[start]
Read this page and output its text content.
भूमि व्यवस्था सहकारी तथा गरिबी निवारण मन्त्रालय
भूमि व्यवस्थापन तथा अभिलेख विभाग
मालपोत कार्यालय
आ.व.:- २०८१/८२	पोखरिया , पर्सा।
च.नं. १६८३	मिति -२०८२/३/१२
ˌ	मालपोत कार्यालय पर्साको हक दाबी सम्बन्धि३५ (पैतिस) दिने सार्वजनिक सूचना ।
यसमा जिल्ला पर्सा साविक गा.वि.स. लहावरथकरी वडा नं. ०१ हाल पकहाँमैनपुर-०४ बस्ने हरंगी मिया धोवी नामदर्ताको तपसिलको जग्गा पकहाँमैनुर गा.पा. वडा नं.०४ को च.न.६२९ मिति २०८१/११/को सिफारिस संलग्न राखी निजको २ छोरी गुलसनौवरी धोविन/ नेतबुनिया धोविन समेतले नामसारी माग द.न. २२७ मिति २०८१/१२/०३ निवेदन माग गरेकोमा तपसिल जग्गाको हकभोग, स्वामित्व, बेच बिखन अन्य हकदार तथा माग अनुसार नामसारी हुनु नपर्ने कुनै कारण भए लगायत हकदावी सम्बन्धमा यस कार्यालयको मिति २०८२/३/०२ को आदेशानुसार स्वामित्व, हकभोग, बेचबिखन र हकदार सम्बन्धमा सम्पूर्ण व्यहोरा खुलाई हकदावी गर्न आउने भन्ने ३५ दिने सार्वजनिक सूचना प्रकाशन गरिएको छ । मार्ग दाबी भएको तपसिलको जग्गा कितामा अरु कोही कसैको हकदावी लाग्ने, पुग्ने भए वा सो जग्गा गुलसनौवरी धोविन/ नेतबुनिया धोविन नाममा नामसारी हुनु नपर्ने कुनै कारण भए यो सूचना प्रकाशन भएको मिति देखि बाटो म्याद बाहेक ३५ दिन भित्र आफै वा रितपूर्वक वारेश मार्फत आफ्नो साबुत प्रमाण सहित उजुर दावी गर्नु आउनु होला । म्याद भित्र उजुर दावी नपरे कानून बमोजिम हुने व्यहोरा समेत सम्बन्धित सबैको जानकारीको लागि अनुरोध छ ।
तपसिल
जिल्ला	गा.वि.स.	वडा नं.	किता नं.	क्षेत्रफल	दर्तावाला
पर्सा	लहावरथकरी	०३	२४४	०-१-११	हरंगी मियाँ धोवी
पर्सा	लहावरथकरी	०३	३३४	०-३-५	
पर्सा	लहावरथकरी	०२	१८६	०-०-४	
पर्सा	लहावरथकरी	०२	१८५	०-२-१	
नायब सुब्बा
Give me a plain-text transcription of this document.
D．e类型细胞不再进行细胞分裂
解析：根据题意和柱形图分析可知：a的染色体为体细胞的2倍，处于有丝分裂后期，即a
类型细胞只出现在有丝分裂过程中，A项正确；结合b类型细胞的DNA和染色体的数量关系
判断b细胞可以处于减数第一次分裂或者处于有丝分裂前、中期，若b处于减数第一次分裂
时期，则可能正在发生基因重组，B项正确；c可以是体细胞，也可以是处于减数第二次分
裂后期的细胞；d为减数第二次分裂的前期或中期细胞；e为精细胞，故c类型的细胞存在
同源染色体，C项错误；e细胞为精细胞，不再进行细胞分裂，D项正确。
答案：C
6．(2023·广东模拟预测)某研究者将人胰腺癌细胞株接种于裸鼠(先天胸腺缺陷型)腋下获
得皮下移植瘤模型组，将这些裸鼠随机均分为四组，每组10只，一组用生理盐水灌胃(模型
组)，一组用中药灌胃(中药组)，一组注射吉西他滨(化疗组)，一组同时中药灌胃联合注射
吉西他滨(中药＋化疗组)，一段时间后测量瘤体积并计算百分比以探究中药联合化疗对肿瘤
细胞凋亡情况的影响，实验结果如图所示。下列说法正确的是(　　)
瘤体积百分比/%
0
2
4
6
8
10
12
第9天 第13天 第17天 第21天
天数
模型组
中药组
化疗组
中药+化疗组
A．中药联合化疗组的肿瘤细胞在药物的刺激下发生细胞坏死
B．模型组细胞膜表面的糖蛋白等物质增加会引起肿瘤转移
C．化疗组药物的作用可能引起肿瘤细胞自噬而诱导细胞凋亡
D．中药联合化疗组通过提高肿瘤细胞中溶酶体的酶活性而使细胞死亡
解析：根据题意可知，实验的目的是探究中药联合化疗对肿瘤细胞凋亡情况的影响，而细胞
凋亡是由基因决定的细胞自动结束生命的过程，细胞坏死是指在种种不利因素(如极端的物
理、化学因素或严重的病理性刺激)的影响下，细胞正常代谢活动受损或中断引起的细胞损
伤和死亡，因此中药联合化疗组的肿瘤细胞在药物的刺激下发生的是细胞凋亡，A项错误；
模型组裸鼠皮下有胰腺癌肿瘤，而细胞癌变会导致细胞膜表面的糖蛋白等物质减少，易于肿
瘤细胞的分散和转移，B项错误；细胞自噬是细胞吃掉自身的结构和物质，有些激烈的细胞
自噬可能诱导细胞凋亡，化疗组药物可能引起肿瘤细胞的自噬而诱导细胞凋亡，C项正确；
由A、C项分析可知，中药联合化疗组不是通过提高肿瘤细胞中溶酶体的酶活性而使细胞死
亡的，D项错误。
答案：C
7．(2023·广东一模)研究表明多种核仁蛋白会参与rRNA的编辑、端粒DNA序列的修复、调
[end]
**GIVEN EXERCISE:** Reproduce all of the records exactly.

**TASK SOLUTION:**
Read this page and output its text content.
भूमि व्यवस्था सहकारी तथा गरिबी निवारण मन्त्रालय
भूमि व्यवस्थापन तथा अभिलेख विभाग
मालपोत कार्यालय
आ.व.:- २०८१/८२	पोखरिया , पर्सा।
च.नं. १६८३	मिति -२०८२/३/१२
ˌ	मालपोत कार्यालय पर्साको हक दाबी सम्बन्धि३५ (पैतिस) दिने सार्वजनिक सूचना ।
यसमा जिल्ला पर्सा साविक गा.वि.स. लहावरथकरी वडा नं. ०१ हाल पकहाँमैनपुर-०४ बस्ने हरंगी मिया धोवी नामदर्ताको तपसिलको जग्गा पकहाँमैनुर गा.पा. वडा नं.०४ को च.न.६२९ मिति २०८१/११/को सिफारिस संलग्न राखी निजको २ छोरी गुलसनौवरी धोविन/ नेतबुनिया धोविन समेतले नामसारी माग द.न. २२७ मिति २०८१/१२/०३ निवेदन माग गरेकोमा तपसिल जग्गाको हकभोग, स्वामित्व, बेच बिखन अन्य हकदार तथा माग अनुसार नामसारी हुनु नपर्ने कुनै कारण भए लगायत हकदावी सम्बन्धमा यस कार्यालयको मिति २०८२/३/०२ को आदेशानुसार स्वामित्व, हकभोग, बेचबिखन र हकदार सम्बन्धमा सम्पूर्ण व्यहोरा खुलाई हकदावी गर्न आउने भन्ने ३५ दिने सार्वजनिक सूचना प्रकाशन गरिएको छ । मार्ग दाबी भएको तपसिलको जग्गा कितामा अरु कोही कसैको हकदावी लाग्ने, पुग्ने भए वा सो जग्गा गुलसनौवरी धोविन/ नेतबुनिया धोविन नाममा नामसारी हुनु नपर्ने कुनै कारण भए यो सूचना प्रकाशन भएको मिति देखि बाटो म्याद बाहेक ३५ दिन भित्र आफै वा रितपूर्वक वारेश मार्फत आफ्नो साबुत प्रमाण सहित उजुर दावी गर्नु आउनु होला । म्याद भित्र उजुर दावी नपरे कानून बमोजिम हुने व्यहोरा समेत सम्बन्धित सबैको जानकारीको लागि अनुरोध छ ।
तपसिल
जिल्ला	गा.वि.स.	वडा नं.	किता नं.	क्षेत्रफल	दर्तावाला
पर्सा	लहावरथकरी	०३	२४४	०-१-११	हरंगी मियाँ धोवी
पर्सा	लहावरथकरी	०३	३३४	०-३-५	
पर्सा	लहावरथकरी	०२	१८६	०-०-४	
पर्सा	लहावरथकरी	०२	१८५	०-२-१	
नायब सुब्बा
Give me a plain-text transcription of this document.
D．e类型细胞不再进行细胞分裂
解析：根据题意和柱形图分析可知：a的染色体为体细胞的2倍，处于有丝分裂后期，即a
类型细胞只出现在有丝分裂过程中，A项正确；结合b类型细胞的DNA和染色体的数量关系
判断b细胞可以处于减数第一次分裂或者处于有丝分裂前、中期，若b处于减数第一次分裂
时期，则可能正在发生基因重组，B项正确；c可以是体细胞，也可以是处于减数第二次分
裂后期的细胞；d为减数第二次分裂的前期或中期细胞；e为精细胞，故c类型的细胞存在
同源染色体，C项错误；e细胞为精细胞，不再进行细胞分裂，D项正确。
答案：C
6．(2023·广东模拟预测)某研究者将人胰腺癌细胞株接种于裸鼠(先天胸腺缺陷型)腋下获
得皮下移植瘤模型组，将这些裸鼠随机均分为四组，每组10只，一组用生理盐水灌胃(模型
组)，一组用中药灌胃(中药组)，一组注射吉西他滨(化疗组)，一组同时中药灌胃联合注射
吉西他滨(中药＋化疗组)，一段时间后测量瘤体积并计算百分比以探究中药联合化疗对肿瘤
细胞凋亡情况的影响，实验结果如图所示。下列说法正确的是(　　)
瘤体积百分比/%
0
2
4
6
8
10
12
第9天 第13天 第17天 第21天
天数
模型组
中药组
化疗组
中药+化疗组
A．中药联合化疗组的肿瘤细胞在药物的刺激下发生细胞坏死
B．模型组细胞膜表面的糖蛋白等物质增加会引起肿瘤转移
C．化疗组药物的作用可能引起肿瘤细胞自噬而诱导细胞凋亡
D．中药联合化疗组通过提高肿瘤细胞中溶酶体的酶活性而使细胞死亡
解析：根据题意可知，实验的目的是探究中药联合化疗对肿瘤细胞凋亡情况的影响，而细胞
凋亡是由基因决定的细胞自动结束生命的过程，细胞坏死是指在种种不利因素(如极端的物
理、化学因素或严重的病理性刺激)的影响下，细胞正常代谢活动受损或中断引起的细胞损
伤和死亡，因此中药联合化疗组的肿瘤细胞在药物的刺激下发生的是细胞凋亡，A项错误；
模型组裸鼠皮下有胰腺癌肿瘤，而细胞癌变会导致细胞膜表面的糖蛋白等物质减少，易于肿
瘤细胞的分散和转移，B项错误；细胞自噬是细胞吃掉自身的结构和物质，有些激烈的细胞
自噬可能诱导细胞凋亡，化疗组药物可能引起肿瘤细胞的自噬而诱导细胞凋亡，C项正确；
由A、C项分析可知，中药联合化疗组不是通过提高肿瘤细胞中溶酶体的酶活性而使细胞死
亡的，D项错误。
答案：C
7．(2023·广东一模)研究表明多种核仁蛋白会参与rRNA的编辑、端粒DNA序列的修复、调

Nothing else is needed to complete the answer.